Rows from a figure dataset

————————

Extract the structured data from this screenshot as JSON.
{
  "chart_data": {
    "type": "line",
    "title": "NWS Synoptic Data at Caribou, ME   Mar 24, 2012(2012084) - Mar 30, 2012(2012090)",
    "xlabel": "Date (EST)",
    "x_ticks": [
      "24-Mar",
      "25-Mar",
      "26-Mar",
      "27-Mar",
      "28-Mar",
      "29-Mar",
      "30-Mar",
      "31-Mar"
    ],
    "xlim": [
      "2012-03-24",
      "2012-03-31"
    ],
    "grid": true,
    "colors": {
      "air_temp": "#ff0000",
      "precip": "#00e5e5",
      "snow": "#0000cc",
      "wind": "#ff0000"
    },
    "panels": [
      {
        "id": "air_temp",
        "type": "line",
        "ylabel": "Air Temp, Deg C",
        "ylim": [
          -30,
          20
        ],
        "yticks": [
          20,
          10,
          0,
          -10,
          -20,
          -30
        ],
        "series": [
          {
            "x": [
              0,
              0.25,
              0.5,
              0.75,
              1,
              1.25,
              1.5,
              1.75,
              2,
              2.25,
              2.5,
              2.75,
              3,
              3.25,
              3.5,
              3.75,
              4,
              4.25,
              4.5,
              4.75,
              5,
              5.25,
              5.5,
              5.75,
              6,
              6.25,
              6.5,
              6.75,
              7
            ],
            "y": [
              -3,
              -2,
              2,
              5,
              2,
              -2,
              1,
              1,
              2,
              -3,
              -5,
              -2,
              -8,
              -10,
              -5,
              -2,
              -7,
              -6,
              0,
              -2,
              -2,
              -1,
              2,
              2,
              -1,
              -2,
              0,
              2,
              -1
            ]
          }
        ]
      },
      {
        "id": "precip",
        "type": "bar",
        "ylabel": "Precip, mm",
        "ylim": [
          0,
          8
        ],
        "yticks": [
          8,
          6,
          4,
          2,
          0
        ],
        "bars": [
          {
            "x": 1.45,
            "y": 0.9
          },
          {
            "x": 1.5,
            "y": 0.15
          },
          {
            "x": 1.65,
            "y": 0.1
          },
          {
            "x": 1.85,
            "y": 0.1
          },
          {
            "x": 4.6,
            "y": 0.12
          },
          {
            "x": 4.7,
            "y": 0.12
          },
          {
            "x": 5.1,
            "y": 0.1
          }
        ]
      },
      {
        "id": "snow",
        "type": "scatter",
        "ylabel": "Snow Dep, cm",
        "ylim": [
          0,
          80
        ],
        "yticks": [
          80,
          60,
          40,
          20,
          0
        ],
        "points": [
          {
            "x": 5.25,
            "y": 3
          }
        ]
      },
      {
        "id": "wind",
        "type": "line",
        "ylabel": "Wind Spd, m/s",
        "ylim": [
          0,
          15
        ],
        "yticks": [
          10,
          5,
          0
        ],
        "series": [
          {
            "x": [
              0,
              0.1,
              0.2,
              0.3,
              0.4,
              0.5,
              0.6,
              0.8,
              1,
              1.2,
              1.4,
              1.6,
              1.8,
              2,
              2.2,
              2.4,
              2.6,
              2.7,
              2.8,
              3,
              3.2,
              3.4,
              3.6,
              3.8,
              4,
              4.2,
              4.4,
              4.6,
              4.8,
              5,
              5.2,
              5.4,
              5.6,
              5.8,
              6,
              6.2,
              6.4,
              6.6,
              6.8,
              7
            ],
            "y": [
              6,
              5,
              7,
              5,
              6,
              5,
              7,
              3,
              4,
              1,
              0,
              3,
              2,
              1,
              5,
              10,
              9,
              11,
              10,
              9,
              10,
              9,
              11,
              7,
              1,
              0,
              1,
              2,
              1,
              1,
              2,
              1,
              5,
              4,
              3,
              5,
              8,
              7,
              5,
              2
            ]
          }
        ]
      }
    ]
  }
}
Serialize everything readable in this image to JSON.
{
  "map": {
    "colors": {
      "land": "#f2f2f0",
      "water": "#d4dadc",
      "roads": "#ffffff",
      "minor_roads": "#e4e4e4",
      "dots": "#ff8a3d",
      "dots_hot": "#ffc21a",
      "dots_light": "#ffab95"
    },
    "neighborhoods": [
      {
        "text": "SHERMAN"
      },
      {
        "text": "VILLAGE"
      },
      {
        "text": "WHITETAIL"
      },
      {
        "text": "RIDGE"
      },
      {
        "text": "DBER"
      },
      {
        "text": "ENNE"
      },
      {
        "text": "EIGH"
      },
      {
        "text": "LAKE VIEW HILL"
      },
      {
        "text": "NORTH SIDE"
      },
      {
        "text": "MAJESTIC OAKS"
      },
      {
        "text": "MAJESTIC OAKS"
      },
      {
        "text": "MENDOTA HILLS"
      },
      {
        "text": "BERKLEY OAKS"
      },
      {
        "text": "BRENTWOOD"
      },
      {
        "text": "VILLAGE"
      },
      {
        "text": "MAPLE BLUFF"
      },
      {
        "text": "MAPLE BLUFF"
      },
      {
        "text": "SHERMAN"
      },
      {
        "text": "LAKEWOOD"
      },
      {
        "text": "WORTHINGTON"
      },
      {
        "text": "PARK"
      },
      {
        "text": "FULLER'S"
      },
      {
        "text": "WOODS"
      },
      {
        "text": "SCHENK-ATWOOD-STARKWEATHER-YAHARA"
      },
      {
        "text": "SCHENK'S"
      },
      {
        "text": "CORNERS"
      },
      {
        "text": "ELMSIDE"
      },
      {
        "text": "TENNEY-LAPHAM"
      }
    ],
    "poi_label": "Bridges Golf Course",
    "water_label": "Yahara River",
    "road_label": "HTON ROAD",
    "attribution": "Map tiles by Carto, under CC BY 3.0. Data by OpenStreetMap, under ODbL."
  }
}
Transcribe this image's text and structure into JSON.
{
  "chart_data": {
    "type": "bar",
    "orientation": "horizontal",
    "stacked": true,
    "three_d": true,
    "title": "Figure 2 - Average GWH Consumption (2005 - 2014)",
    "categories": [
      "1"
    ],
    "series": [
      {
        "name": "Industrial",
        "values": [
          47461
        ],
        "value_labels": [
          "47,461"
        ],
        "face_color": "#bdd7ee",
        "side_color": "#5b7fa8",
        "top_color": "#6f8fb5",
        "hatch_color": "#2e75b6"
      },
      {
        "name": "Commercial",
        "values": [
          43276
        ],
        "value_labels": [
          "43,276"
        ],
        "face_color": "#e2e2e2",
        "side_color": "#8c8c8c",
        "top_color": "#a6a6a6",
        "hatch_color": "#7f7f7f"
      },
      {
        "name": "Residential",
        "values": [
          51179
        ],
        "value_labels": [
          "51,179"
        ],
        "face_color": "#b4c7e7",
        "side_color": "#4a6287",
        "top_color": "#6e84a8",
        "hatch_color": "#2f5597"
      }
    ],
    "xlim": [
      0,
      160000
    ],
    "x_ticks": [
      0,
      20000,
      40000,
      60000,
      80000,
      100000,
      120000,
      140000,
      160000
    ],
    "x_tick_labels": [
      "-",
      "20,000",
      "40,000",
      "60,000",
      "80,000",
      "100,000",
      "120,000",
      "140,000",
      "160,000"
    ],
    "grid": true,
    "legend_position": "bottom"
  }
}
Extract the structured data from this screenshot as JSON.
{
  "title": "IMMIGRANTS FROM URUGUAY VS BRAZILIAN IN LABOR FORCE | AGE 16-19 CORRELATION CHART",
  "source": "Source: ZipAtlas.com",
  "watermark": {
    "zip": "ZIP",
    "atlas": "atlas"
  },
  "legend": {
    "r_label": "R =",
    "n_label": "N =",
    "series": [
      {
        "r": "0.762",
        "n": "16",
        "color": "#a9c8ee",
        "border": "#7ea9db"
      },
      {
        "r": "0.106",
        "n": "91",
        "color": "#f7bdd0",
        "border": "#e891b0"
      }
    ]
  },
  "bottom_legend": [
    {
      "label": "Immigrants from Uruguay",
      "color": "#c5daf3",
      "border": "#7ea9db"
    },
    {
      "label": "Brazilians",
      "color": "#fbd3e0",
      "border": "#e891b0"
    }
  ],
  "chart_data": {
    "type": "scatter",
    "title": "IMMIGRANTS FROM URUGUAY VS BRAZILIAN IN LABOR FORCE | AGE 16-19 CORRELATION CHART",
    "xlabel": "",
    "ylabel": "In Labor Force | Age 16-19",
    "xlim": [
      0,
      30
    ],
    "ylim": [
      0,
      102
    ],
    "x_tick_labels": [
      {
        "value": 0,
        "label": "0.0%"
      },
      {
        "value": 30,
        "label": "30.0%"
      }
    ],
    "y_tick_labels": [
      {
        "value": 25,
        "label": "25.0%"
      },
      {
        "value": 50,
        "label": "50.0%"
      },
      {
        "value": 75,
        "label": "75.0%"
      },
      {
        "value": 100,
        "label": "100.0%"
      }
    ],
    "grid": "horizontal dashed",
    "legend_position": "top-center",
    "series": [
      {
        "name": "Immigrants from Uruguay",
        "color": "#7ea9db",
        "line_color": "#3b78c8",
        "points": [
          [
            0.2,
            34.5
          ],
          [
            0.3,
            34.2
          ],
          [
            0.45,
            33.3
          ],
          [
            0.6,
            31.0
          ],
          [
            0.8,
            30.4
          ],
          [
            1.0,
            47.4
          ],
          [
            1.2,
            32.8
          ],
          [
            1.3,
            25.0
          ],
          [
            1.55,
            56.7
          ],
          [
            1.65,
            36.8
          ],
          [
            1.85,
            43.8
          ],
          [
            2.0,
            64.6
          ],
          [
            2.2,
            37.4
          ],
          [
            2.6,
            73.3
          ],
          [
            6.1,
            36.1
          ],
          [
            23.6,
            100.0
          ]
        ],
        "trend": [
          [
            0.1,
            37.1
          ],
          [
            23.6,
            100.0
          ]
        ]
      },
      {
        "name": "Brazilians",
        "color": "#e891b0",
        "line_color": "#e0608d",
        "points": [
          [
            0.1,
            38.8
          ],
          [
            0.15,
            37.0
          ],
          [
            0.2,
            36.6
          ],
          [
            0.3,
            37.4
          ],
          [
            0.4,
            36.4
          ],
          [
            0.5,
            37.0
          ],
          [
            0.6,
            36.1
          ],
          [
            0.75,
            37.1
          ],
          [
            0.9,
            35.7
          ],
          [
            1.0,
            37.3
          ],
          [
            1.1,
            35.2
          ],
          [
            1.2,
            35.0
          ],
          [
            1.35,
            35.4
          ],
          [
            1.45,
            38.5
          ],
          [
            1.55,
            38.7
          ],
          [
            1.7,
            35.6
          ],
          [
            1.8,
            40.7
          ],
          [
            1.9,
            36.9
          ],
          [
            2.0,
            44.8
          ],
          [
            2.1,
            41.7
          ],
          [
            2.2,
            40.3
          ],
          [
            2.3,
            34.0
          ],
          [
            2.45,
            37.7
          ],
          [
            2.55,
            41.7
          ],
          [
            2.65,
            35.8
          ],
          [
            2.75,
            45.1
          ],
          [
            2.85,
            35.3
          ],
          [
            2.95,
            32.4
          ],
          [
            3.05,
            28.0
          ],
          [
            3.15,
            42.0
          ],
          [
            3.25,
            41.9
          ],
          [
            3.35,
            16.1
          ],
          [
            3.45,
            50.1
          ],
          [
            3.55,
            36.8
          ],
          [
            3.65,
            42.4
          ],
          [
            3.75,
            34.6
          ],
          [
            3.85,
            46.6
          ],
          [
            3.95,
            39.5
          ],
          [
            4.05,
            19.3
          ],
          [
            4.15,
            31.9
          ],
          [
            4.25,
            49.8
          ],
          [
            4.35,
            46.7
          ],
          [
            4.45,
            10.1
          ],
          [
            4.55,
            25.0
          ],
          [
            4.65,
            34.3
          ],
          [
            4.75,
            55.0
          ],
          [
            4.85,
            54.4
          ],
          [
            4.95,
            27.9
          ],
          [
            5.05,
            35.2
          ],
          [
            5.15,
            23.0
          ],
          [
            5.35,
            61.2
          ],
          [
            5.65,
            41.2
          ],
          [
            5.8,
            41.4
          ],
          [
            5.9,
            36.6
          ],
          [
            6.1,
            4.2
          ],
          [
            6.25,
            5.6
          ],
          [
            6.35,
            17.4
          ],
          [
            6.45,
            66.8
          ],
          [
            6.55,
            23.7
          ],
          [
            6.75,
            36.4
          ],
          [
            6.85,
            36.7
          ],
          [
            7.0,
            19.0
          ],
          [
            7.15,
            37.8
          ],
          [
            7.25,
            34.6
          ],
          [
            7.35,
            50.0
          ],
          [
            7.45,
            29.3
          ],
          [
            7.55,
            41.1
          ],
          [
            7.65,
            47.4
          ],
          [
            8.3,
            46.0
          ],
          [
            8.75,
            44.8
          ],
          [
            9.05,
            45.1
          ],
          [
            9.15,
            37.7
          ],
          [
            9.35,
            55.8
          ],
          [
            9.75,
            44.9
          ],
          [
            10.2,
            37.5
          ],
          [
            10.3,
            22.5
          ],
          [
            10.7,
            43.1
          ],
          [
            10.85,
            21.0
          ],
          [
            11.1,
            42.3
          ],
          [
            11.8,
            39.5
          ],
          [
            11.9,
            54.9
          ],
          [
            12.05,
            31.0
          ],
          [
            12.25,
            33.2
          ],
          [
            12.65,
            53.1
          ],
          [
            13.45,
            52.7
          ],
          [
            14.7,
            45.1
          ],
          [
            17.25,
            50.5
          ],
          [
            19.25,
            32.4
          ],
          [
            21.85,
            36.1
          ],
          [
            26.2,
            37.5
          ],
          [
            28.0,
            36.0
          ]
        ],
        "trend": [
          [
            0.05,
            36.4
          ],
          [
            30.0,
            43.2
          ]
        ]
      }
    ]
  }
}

————————

(YOUR TASK) Your answer should be only a number: how many lines of the data above contain the string "horizontal"?

(EXERCISE RESPONSE) 2